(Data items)

"""

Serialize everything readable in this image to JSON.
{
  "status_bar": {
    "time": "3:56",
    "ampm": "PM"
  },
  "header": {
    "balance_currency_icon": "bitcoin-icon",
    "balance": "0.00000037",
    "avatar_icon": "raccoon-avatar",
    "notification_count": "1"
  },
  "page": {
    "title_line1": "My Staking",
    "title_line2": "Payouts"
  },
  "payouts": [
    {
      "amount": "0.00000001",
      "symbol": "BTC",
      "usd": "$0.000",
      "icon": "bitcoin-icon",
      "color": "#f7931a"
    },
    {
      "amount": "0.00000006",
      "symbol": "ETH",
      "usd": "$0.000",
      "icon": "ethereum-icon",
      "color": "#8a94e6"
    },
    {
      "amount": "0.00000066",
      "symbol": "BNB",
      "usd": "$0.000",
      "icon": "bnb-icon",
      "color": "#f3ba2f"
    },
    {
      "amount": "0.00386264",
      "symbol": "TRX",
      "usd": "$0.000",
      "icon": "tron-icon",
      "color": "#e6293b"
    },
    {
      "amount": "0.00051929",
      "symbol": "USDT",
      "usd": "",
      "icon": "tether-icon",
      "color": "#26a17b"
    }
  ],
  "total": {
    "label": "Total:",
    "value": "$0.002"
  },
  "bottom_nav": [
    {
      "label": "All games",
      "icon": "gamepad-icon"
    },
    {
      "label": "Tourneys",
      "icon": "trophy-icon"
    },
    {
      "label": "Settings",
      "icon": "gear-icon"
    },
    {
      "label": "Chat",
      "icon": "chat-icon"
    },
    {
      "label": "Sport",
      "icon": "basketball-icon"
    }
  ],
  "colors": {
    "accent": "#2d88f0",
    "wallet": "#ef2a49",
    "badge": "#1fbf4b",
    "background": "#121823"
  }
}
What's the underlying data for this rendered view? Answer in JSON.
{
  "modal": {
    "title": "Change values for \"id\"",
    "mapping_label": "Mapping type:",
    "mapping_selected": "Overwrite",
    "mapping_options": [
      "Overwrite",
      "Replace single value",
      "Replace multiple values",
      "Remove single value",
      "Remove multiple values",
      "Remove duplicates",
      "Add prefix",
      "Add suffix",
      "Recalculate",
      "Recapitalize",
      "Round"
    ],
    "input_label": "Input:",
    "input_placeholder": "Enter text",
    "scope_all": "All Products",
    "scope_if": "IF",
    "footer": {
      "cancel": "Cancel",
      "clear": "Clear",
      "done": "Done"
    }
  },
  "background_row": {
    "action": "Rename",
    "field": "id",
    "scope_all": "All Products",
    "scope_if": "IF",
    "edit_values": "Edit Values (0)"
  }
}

"""

WRITTEN INSTRUCTION = Copy the data above exactly. Every line must be included.

CORRECT RESULT =
Serialize everything readable in this image to JSON.
{
  "status_bar": {
    "time": "3:56",
    "ampm": "PM"
  },
  "header": {
    "balance_currency_icon": "bitcoin-icon",
    "balance": "0.00000037",
    "avatar_icon": "raccoon-avatar",
    "notification_count": "1"
  },
  "page": {
    "title_line1": "My Staking",
    "title_line2": "Payouts"
  },
  "payouts": [
    {
      "amount": "0.00000001",
      "symbol": "BTC",
      "usd": "$0.000",
      "icon": "bitcoin-icon",
      "color": "#f7931a"
    },
    {
      "amount": "0.00000006",
      "symbol": "ETH",
      "usd": "$0.000",
      "icon": "ethereum-icon",
      "color": "#8a94e6"
    },
    {
      "amount": "0.00000066",
      "symbol": "BNB",
      "usd": "$0.000",
      "icon": "bnb-icon",
      "color": "#f3ba2f"
    },
    {
      "amount": "0.00386264",
      "symbol": "TRX",
      "usd": "$0.000",
      "icon": "tron-icon",
      "color": "#e6293b"
    },
    {
      "amount": "0.00051929",
      "symbol": "USDT",
      "usd": "",
      "icon": "tether-icon",
      "color": "#26a17b"
    }
  ],
  "total": {
    "label": "Total:",
    "value": "$0.002"
  },
  "bottom_nav": [
    {
      "label": "All games",
      "icon": "gamepad-icon"
    },
    {
      "label": "Tourneys",
      "icon": "trophy-icon"
    },
    {
      "label": "Settings",
      "icon": "gear-icon"
    },
    {
      "label": "Chat",
      "icon": "chat-icon"
    },
    {
      "label": "Sport",
      "icon": "basketball-icon"
    }
  ],
  "colors": {
    "accent": "#2d88f0",
    "wallet": "#ef2a49",
    "badge": "#1fbf4b",
    "background": "#121823"
  }
}
What's the underlying data for this rendered view? Answer in JSON.
{
  "modal": {
    "title": "Change values for \"id\"",
    "mapping_label": "Mapping type:",
    "mapping_selected": "Overwrite",
    "mapping_options": [
      "Overwrite",
      "Replace single value",
      "Replace multiple values",
      "Remove single value",
      "Remove multiple values",
      "Remove duplicates",
      "Add prefix",
      "Add suffix",
      "Recalculate",
      "Recapitalize",
      "Round"
    ],
    "input_label": "Input:",
    "input_placeholder": "Enter text",
    "scope_all": "All Products",
    "scope_if": "IF",
    "footer": {
      "cancel": "Cancel",
      "clear": "Clear",
      "done": "Done"
    }
  },
  "background_row": {
    "action": "Rename",
    "field": "id",
    "scope_all": "All Products",
    "scope_if": "IF",
    "edit_values": "Edit Values (0)"
  }
}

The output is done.